§ **Document text**
********

By Ethan J. Skolnick – eskolnick@miamiherald.com – CHICAGO

For reeling Heat fans, especially the most active on social media, there was a welcome distraction this week: the seeming chaos in Cleveland.

The Cavaliers’ coaching change was a source of great glee to the crew calling itself #TeamPetty, not because of animus toward David Blatt, but because of the distinction it drew between the team for which LeBron James now plays, and the one that employed him from the summer of 2010 through 2014.

It’s understandable to be proud of the Heat’s stability, with just three coaching changes in 21 years compared to six changes in the 11 years of Dan Gilbert’s Cavaliers stewardship. Just as it’s understandable to appreciate how the Heat, at every level, defused rather than ignited controversy during its own Big Three era — deadbolting steel doors to safeguard sensitive info rather than slipping it to reporters through a peephole.

Still, for Heat supporters, that’s still a mere sideshow.

No, none of what’s happening now in Cleveland happened in Miami, and it’s unlikely any of this would happen in Miami. But what matters is what is actually happening in Miami.

That shouldn’t get lost in the chuckles.

The Heat, and its fans, would love to have Cleveland’s troubles.

For all of the hyperventilation about the Cavaliers’ dysfunction, Tyronn Lue’s crew entered Sunday’s play a full eight games, and seven seeds, ahead of the Heat in the Eastern Conference. And although Miami has been ravaged by injuries of late, its five starters have still missed fewer games combined (20) than the 26 that Kyrie Irving has missed for Cleveland.

Maybe the Cavaliers’ house is disheveled but, as far as this season goes, the Heat’s is closer to condemned. With Monday’s rough road date in Chicago looming, the Heat is now 23-21, which gives Miami a 60-66 record since James left. Although that’s not nearly as woeful as the Cavaliers were while James was playing for the Heat — 97-215 in four seasons — it should be put in the context of what each team attempted to achieve in his absence.

The Cavaliers, however clumsily, were rebuilding.

Riley was reloading.

That’s what he does. That’s what he was more determined than ever to accomplish, after James spurned him, torched his generational team and likely extended his working years. That has been the theme of what he’s told free agents since James left, that he will not let the Heat fall on his watch. But the Heat has been falling.

********

§ **Records in a dataset**

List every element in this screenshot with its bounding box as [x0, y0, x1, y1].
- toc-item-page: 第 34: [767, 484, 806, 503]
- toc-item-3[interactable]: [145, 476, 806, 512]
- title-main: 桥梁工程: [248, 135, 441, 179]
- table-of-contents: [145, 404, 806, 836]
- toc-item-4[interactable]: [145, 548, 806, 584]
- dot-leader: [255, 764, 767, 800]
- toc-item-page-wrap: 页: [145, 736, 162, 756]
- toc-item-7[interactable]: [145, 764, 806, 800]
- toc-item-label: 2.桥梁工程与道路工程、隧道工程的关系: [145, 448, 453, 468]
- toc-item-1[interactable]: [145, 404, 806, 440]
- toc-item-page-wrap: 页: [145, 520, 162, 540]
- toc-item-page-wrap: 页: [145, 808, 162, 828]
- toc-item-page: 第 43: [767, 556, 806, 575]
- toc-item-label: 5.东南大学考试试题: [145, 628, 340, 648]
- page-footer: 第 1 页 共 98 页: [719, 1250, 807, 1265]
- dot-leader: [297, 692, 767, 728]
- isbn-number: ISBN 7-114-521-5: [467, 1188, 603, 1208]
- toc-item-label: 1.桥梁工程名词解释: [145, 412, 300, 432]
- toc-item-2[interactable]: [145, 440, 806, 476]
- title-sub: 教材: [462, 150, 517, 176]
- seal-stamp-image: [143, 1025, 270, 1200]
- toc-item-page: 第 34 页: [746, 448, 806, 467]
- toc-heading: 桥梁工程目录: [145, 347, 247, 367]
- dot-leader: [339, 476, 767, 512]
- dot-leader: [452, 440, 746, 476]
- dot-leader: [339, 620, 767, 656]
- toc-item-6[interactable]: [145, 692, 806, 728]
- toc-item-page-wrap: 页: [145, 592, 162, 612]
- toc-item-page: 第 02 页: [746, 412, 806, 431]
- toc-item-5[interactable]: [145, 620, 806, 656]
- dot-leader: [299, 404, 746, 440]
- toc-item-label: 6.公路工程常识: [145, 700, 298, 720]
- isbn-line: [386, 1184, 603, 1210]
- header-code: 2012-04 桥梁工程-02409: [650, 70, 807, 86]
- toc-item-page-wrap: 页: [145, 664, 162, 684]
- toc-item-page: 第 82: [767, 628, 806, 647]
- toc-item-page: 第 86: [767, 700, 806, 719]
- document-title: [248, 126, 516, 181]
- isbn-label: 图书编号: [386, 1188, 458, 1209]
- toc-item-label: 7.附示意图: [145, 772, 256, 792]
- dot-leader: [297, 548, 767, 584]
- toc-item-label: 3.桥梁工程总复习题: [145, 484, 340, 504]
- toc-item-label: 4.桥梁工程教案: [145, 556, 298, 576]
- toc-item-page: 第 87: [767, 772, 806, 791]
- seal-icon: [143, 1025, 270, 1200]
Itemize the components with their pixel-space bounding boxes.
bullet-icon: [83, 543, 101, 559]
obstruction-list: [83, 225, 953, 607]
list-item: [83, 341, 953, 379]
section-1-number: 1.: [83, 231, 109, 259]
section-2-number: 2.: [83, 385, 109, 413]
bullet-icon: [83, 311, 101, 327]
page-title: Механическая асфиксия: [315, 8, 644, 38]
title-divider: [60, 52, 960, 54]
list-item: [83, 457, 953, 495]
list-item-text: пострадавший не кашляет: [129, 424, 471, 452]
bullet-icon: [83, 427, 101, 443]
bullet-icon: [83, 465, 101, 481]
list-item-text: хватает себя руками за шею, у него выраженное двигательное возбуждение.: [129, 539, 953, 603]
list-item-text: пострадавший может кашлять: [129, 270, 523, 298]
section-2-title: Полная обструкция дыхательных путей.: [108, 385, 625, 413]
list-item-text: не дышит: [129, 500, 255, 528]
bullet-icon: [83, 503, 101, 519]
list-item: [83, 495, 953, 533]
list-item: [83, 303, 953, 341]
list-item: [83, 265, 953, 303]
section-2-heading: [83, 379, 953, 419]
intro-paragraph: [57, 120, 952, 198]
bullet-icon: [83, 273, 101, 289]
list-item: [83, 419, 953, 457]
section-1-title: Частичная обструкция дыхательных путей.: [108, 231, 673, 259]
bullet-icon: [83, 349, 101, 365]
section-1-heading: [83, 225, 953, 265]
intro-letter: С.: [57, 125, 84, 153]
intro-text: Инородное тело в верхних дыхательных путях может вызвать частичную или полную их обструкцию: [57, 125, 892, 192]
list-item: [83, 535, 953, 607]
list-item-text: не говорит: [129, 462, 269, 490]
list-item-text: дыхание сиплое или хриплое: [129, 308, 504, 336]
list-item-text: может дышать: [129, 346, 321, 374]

********

§ **Tasks for this exercise**
- a) Answer these questions from the Heat article:
(i) How many coaching changes has the Heat had in 21 years?
(ii) How many games has Kyrie Irving missed for Cleveland?
(iii) What is the Heat's record now?
- b) Do these statements agree with the Heat article? Answer yes or no for each, and quote the words that decide it.
(i) #TeamPetty enjoyed the Cavaliers' coaching change because it disliked David Blatt.
(ii) The Heat's five starters have missed 20 games combined.
(iii) The Cavaliers went 97-215 in the four seasons James played for the Heat.

§ **Solutions in order**
- a)
(i) Three
(ii) 26
(iii) 23-21

- b)
(i) No: "not because of animus toward David Blatt"
(ii) Yes: "its five starters have still missed fewer games combined (20)"
(iii) Yes: "as woeful as the Cavaliers were while James was playing for the Heat — 97-215 in four seasons"